Data in this exercise:

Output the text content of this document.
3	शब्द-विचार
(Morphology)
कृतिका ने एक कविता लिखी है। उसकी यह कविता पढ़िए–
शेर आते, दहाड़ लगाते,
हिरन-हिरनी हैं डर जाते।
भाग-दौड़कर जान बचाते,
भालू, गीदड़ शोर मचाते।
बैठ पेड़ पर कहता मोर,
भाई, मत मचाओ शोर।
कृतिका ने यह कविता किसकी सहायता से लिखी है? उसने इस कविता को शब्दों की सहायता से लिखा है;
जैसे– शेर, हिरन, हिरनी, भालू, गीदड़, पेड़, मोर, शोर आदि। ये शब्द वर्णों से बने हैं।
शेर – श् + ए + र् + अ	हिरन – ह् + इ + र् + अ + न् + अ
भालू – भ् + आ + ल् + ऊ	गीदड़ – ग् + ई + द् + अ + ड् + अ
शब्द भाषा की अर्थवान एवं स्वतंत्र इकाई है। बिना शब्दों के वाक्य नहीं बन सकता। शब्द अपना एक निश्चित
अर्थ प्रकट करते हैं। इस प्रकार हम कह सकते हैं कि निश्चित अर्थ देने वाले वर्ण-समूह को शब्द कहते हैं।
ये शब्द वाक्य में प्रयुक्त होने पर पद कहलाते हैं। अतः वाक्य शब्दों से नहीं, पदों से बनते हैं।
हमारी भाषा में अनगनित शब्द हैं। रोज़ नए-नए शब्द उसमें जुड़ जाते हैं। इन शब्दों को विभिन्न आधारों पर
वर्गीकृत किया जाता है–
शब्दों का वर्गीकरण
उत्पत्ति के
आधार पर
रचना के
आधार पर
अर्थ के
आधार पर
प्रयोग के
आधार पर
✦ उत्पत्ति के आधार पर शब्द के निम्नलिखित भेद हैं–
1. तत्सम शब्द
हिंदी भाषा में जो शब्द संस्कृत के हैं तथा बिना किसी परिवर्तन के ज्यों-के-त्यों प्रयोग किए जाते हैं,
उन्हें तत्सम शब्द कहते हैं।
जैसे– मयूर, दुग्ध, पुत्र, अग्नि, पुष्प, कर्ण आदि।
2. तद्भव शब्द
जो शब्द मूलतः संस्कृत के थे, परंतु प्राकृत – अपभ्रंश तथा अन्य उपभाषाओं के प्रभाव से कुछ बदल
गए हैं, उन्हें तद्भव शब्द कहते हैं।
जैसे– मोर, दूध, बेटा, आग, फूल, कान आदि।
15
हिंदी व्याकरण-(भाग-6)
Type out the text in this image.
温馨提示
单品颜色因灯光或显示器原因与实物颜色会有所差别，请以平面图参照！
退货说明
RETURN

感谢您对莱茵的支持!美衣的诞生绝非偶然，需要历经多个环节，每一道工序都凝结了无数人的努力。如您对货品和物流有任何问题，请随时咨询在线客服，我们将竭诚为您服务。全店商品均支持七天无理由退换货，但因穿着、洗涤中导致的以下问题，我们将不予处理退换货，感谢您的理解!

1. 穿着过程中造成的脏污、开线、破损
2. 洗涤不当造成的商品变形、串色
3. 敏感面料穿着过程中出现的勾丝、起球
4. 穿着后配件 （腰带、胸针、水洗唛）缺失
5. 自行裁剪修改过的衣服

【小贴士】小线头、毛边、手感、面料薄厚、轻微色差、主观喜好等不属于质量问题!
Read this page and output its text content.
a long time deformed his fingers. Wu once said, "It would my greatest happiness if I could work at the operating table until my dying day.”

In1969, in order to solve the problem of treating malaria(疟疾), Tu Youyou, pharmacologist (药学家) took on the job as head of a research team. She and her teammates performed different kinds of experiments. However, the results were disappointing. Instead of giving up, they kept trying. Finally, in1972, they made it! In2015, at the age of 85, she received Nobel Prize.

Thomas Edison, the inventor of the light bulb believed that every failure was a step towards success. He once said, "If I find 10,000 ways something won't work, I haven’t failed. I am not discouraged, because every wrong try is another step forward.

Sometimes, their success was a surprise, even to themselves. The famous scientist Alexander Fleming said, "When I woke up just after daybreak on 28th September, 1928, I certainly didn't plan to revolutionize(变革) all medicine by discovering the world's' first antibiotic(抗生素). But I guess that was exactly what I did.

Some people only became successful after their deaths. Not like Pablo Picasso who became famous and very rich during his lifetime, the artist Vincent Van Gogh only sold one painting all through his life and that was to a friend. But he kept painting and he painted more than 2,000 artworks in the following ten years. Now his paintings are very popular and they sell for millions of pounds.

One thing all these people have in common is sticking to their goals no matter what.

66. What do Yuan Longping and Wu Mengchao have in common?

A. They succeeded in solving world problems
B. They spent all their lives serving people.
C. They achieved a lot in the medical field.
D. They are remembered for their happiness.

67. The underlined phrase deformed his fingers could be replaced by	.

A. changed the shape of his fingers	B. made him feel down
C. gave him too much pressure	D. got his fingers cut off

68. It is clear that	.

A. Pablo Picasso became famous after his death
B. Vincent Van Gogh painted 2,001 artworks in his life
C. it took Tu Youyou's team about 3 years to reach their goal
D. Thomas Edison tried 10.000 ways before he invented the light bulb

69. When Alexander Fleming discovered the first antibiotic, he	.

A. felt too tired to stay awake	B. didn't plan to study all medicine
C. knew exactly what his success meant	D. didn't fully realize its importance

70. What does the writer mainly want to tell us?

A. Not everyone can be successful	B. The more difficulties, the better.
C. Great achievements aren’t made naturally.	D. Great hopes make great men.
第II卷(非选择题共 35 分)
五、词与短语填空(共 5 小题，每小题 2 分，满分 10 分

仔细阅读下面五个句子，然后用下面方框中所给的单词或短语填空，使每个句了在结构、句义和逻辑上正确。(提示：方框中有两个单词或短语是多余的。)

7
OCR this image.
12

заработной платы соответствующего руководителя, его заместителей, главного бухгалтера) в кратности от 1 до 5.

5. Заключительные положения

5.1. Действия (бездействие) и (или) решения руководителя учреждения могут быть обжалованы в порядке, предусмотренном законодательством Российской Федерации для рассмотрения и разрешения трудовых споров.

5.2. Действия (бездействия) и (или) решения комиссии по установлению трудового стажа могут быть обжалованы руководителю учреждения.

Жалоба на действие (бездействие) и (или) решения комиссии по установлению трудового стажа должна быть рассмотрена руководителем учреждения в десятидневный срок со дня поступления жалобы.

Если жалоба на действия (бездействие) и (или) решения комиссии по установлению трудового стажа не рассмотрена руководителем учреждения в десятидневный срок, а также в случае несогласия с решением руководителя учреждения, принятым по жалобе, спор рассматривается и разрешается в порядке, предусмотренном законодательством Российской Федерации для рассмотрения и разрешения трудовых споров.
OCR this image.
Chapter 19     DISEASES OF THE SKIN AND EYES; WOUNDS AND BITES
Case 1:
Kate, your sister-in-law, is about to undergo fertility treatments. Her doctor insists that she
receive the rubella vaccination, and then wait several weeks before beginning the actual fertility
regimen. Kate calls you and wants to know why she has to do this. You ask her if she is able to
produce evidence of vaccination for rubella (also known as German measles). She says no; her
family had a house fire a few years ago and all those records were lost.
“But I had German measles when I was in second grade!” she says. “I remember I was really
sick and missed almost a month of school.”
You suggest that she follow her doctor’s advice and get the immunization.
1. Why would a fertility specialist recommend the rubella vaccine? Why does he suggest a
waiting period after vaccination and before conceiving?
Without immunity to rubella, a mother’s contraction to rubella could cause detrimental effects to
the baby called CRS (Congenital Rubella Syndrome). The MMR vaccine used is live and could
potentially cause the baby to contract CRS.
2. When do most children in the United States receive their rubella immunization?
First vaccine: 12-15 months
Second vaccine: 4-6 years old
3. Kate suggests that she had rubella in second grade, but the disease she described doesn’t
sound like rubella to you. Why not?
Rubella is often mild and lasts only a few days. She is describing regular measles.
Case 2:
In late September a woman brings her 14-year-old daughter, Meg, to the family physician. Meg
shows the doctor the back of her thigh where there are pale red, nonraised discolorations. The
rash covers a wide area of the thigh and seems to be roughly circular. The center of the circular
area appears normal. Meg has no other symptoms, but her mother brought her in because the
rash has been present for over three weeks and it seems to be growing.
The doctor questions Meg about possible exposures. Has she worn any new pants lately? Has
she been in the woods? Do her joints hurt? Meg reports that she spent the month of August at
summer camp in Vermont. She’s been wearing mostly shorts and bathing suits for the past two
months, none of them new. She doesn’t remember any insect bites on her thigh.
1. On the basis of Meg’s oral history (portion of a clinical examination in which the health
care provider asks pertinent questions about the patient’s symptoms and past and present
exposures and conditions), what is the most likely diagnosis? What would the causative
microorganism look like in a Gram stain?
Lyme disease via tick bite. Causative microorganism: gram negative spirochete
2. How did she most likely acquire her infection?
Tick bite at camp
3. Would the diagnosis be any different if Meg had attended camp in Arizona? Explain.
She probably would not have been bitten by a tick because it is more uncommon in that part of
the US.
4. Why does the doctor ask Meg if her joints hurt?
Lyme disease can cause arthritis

Instructions to follow: Working from the material above, state how many lines contain "rash"; give only the number.

Problem solution: 2